## Set problem
In the copy, keep every record exact and leave out all images.
====== Recorded information
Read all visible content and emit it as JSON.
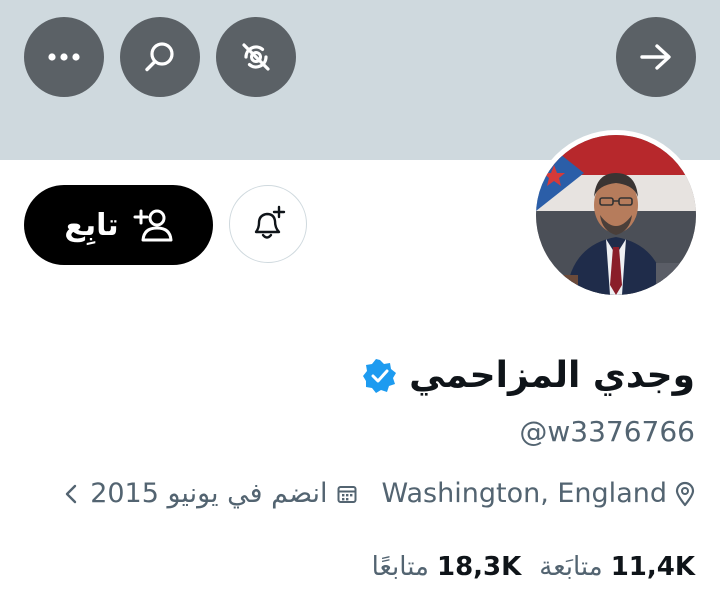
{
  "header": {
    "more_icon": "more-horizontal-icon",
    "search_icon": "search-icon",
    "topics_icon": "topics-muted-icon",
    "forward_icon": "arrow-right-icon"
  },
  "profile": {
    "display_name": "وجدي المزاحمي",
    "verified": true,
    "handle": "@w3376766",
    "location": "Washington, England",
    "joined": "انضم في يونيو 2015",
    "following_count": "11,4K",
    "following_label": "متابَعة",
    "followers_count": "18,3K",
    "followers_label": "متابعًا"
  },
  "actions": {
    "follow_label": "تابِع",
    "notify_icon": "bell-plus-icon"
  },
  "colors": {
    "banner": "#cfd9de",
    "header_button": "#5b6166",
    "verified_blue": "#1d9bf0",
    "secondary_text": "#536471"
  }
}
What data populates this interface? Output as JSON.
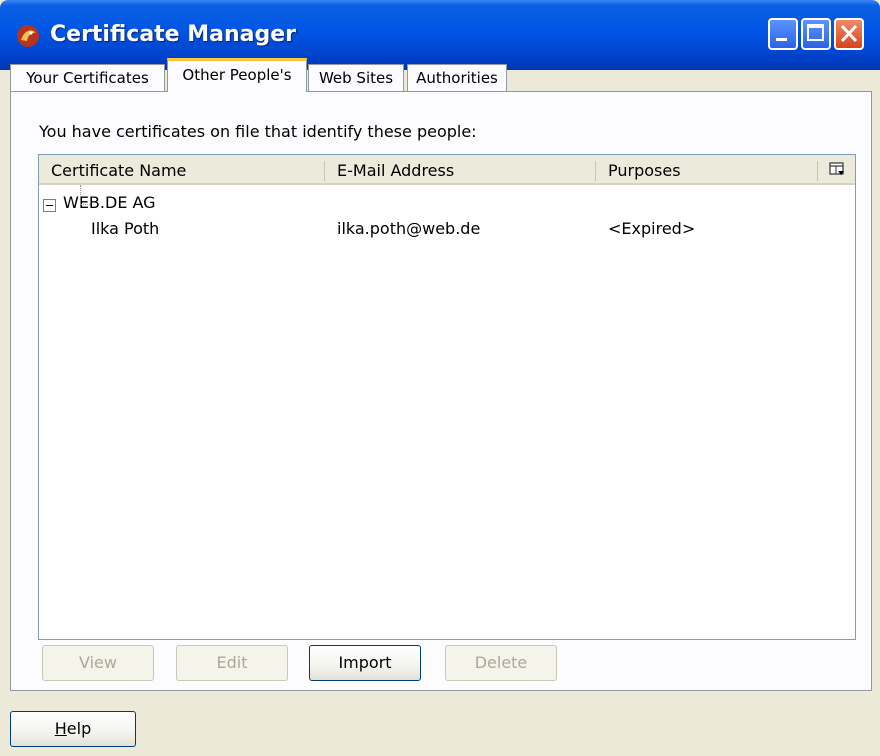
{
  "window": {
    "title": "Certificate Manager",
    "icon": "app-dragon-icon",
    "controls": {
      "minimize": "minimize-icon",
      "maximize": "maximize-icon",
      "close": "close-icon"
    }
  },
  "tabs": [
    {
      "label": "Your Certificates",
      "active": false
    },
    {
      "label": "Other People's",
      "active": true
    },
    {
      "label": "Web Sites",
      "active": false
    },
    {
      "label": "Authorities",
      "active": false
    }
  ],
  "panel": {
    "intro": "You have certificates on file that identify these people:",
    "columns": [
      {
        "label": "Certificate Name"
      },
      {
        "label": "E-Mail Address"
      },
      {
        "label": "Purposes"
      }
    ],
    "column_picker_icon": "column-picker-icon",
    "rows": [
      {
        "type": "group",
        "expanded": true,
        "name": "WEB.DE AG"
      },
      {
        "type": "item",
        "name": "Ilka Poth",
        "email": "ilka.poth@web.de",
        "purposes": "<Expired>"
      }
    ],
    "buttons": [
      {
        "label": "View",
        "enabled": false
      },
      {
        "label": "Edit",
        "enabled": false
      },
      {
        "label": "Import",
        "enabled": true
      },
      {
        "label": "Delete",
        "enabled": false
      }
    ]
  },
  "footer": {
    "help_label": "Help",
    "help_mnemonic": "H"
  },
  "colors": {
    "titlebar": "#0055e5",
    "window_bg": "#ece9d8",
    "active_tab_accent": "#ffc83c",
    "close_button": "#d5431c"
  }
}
============
## The solution
Read all visible content and emit it as JSON.
{
  "header": {
    "more_icon": "more-horizontal-icon",
    "search_icon": "search-icon",
    "topics_icon": "topics-muted-icon",
    "forward_icon": "arrow-right-icon"
  },
  "profile": {
    "display_name": "وجدي المزاحمي",
    "verified": true,
    "handle": "@w3376766",
    "location": "Washington, England",
    "joined": "انضم في يونيو 2015",
    "following_count": "11,4K",
    "following_label": "متابَعة",
    "followers_count": "18,3K",
    "followers_label": "متابعًا"
  },
  "actions": {
    "follow_label": "تابِع",
    "notify_icon": "bell-plus-icon"
  },
  "colors": {
    "banner": "#cfd9de",
    "header_button": "#5b6166",
    "verified_blue": "#1d9bf0",
    "secondary_text": "#536471"
  }
}
What data populates this interface? Output as JSON.
{
  "window": {
    "title": "Certificate Manager",
    "icon": "app-dragon-icon",
    "controls": {
      "minimize": "minimize-icon",
      "maximize": "maximize-icon",
      "close": "close-icon"
    }
  },
  "tabs": [
    {
      "label": "Your Certificates",
      "active": false
    },
    {
      "label": "Other People's",
      "active": true
    },
    {
      "label": "Web Sites",
      "active": false
    },
    {
      "label": "Authorities",
      "active": false
    }
  ],
  "panel": {
    "intro": "You have certificates on file that identify these people:",
    "columns": [
      {
        "label": "Certificate Name"
      },
      {
        "label": "E-Mail Address"
      },
      {
        "label": "Purposes"
      }
    ],
    "column_picker_icon": "column-picker-icon",
    "rows": [
      {
        "type": "group",
        "expanded": true,
        "name": "WEB.DE AG"
      },
      {
        "type": "item",
        "name": "Ilka Poth",
        "email": "ilka.poth@web.de",
        "purposes": "<Expired>"
      }
    ],
    "buttons": [
      {
        "label": "View",
        "enabled": false
      },
      {
        "label": "Edit",
        "enabled": false
      },
      {
        "label": "Import",
        "enabled": true
      },
      {
        "label": "Delete",
        "enabled": false
      }
    ]
  },
  "footer": {
    "help_label": "Help",
    "help_mnemonic": "H"
  },
  "colors": {
    "titlebar": "#0055e5",
    "window_bg": "#ece9d8",
    "active_tab_accent": "#ffc83c",
    "close_button": "#d5431c"
  }
}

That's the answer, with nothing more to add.